:: Entries provided ::
++++++++++++++++++++

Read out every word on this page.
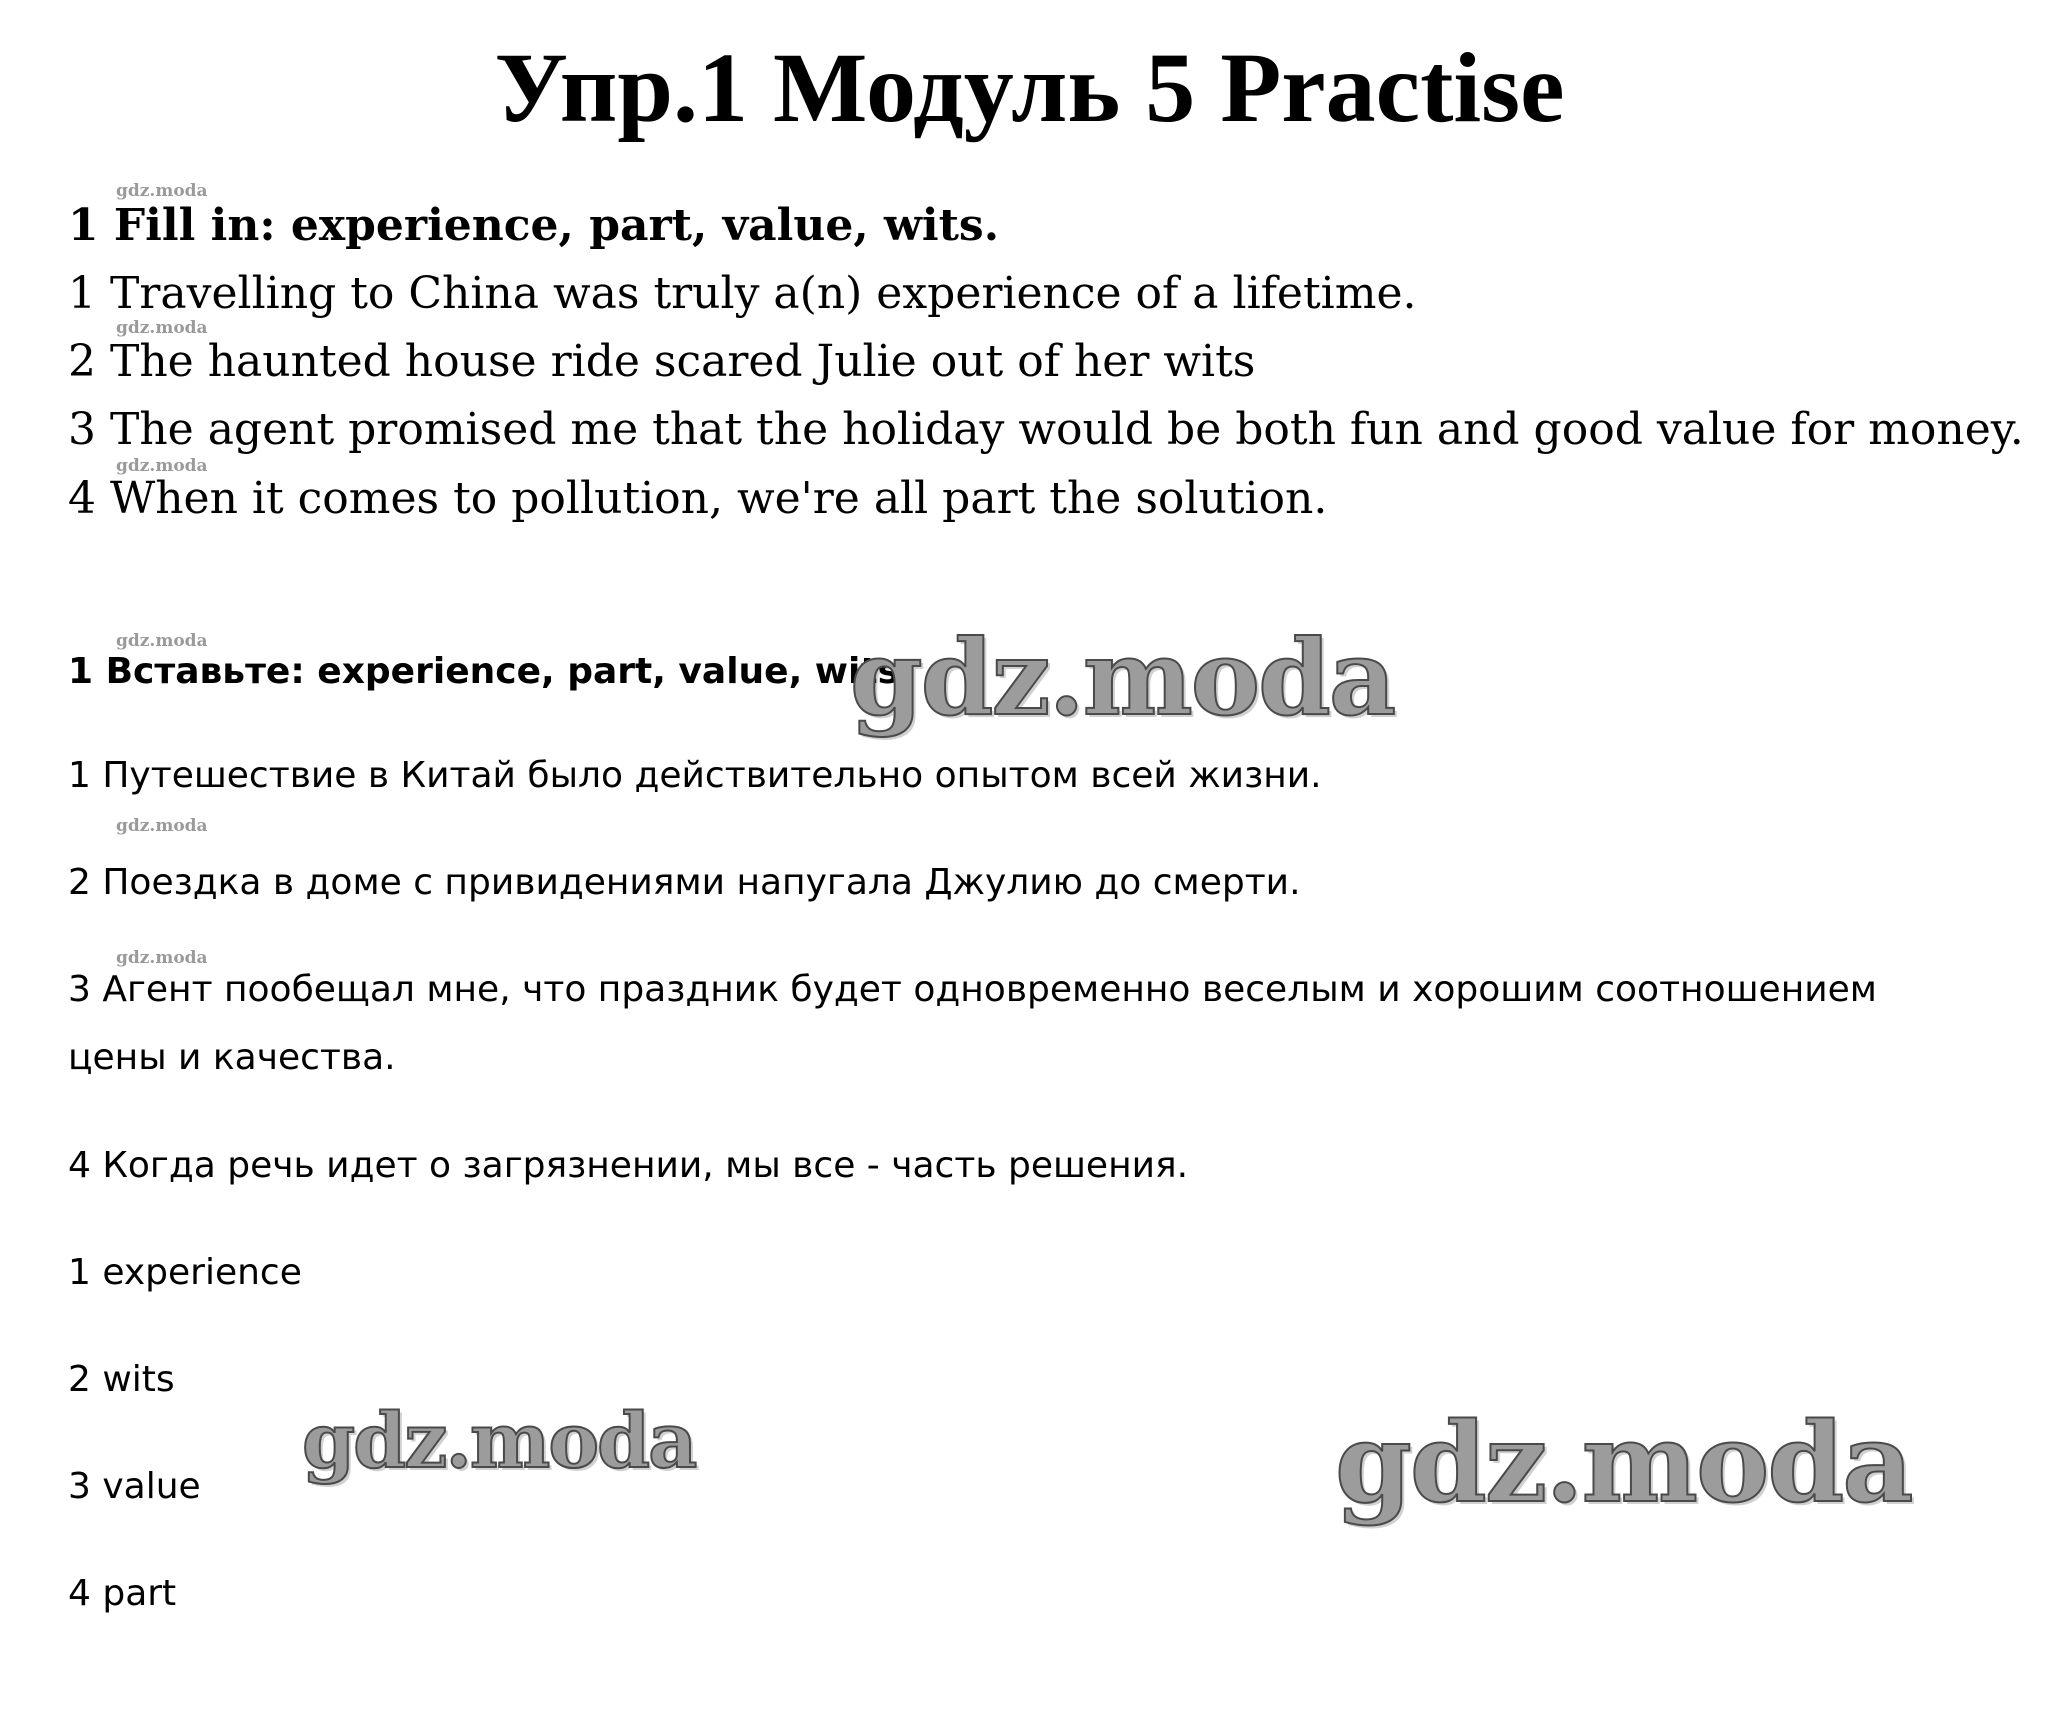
Упр.1 Модуль 5 Practise
gdz.moda
gdz.moda
gdz.moda
gdz.moda
gdz.moda
gdz.moda
1 Fill in: experience, part, value, wits.
1 Travelling to China was truly a(n) experience of a lifetime.
2 The haunted house ride scared Julie out of her wits
3 The agent promised me that the holiday would be both fun and good value for money.
4 When it comes to pollution, we're all part the solution.
1 Вставьте: experience, part, value, wits.
1 Путешествие в Китай было действительно опытом всей жизни.
2 Поездка в доме с привидениями напугала Джулию до смерти.
3 Агент пообещал мне, что праздник будет одновременно веселым и хорошим соотношением
цены и качества.
4 Когда речь идет о загрязнении, мы все - часть решения.
1 experience
2 wits
3 value
4 part
gdz.moda
gdz.moda	gdz.moda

++++++++++++++++++++

:: Directions for this task ::
Count the lines above in which the word "wits" appears, then state only that count.

:: Right answer ::
4